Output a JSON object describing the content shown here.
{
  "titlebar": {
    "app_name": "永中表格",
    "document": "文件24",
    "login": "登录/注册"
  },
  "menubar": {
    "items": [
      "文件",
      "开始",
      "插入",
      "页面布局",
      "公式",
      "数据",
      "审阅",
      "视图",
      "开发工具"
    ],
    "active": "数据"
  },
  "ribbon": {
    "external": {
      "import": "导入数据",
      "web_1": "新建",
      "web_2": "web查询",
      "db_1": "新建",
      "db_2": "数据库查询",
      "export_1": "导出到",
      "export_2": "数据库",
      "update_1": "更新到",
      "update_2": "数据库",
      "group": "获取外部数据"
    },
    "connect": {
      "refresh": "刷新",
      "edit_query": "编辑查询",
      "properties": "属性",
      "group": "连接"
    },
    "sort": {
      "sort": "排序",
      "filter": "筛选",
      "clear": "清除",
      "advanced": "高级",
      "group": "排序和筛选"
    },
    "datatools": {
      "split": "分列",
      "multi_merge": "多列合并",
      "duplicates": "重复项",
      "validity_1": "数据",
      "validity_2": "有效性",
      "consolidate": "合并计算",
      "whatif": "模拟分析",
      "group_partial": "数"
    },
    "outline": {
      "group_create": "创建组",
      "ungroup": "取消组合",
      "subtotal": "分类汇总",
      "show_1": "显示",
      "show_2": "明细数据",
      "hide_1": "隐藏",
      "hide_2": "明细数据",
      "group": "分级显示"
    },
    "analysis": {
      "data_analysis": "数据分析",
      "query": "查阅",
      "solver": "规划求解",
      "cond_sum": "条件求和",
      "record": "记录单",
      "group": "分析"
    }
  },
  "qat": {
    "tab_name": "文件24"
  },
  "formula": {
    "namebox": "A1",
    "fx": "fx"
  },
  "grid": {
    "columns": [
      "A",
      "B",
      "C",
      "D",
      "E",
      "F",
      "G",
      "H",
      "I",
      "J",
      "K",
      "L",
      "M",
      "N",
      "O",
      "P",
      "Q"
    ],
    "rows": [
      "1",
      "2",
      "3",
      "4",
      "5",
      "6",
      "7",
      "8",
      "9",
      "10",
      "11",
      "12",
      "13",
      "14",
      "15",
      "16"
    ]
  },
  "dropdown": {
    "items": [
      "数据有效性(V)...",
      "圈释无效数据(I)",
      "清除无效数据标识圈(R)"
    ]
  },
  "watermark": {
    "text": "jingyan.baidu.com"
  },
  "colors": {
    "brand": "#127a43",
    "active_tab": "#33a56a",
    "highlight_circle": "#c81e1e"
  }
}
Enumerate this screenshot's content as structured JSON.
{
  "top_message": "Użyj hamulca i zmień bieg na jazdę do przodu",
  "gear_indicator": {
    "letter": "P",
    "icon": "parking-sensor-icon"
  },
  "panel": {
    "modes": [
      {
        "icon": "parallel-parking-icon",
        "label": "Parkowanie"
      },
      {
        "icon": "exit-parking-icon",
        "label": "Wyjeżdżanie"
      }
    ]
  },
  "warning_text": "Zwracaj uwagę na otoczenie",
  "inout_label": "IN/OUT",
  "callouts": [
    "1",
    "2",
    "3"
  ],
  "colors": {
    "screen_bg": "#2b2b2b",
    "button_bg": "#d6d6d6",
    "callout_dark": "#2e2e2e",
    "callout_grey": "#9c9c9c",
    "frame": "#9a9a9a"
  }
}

§

Return the listing above in its exact form.

Output:
Output a JSON object describing the content shown here.
{
  "titlebar": {
    "app_name": "永中表格",
    "document": "文件24",
    "login": "登录/注册"
  },
  "menubar": {
    "items": [
      "文件",
      "开始",
      "插入",
      "页面布局",
      "公式",
      "数据",
      "审阅",
      "视图",
      "开发工具"
    ],
    "active": "数据"
  },
  "ribbon": {
    "external": {
      "import": "导入数据",
      "web_1": "新建",
      "web_2": "web查询",
      "db_1": "新建",
      "db_2": "数据库查询",
      "export_1": "导出到",
      "export_2": "数据库",
      "update_1": "更新到",
      "update_2": "数据库",
      "group": "获取外部数据"
    },
    "connect": {
      "refresh": "刷新",
      "edit_query": "编辑查询",
      "properties": "属性",
      "group": "连接"
    },
    "sort": {
      "sort": "排序",
      "filter": "筛选",
      "clear": "清除",
      "advanced": "高级",
      "group": "排序和筛选"
    },
    "datatools": {
      "split": "分列",
      "multi_merge": "多列合并",
      "duplicates": "重复项",
      "validity_1": "数据",
      "validity_2": "有效性",
      "consolidate": "合并计算",
      "whatif": "模拟分析",
      "group_partial": "数"
    },
    "outline": {
      "group_create": "创建组",
      "ungroup": "取消组合",
      "subtotal": "分类汇总",
      "show_1": "显示",
      "show_2": "明细数据",
      "hide_1": "隐藏",
      "hide_2": "明细数据",
      "group": "分级显示"
    },
    "analysis": {
      "data_analysis": "数据分析",
      "query": "查阅",
      "solver": "规划求解",
      "cond_sum": "条件求和",
      "record": "记录单",
      "group": "分析"
    }
  },
  "qat": {
    "tab_name": "文件24"
  },
  "formula": {
    "namebox": "A1",
    "fx": "fx"
  },
  "grid": {
    "columns": [
      "A",
      "B",
      "C",
      "D",
      "E",
      "F",
      "G",
      "H",
      "I",
      "J",
      "K",
      "L",
      "M",
      "N",
      "O",
      "P",
      "Q"
    ],
    "rows": [
      "1",
      "2",
      "3",
      "4",
      "5",
      "6",
      "7",
      "8",
      "9",
      "10",
      "11",
      "12",
      "13",
      "14",
      "15",
      "16"
    ]
  },
  "dropdown": {
    "items": [
      "数据有效性(V)...",
      "圈释无效数据(I)",
      "清除无效数据标识圈(R)"
    ]
  },
  "watermark": {
    "text": "jingyan.baidu.com"
  },
  "colors": {
    "brand": "#127a43",
    "active_tab": "#33a56a",
    "highlight_circle": "#c81e1e"
  }
}
Enumerate this screenshot's content as structured JSON.
{
  "top_message": "Użyj hamulca i zmień bieg na jazdę do przodu",
  "gear_indicator": {
    "letter": "P",
    "icon": "parking-sensor-icon"
  },
  "panel": {
    "modes": [
      {
        "icon": "parallel-parking-icon",
        "label": "Parkowanie"
      },
      {
        "icon": "exit-parking-icon",
        "label": "Wyjeżdżanie"
      }
    ]
  },
  "warning_text": "Zwracaj uwagę na otoczenie",
  "inout_label": "IN/OUT",
  "callouts": [
    "1",
    "2",
    "3"
  ],
  "colors": {
    "screen_bg": "#2b2b2b",
    "button_bg": "#d6d6d6",
    "callout_dark": "#2e2e2e",
    "callout_grey": "#9c9c9c",
    "frame": "#9a9a9a"
  }
}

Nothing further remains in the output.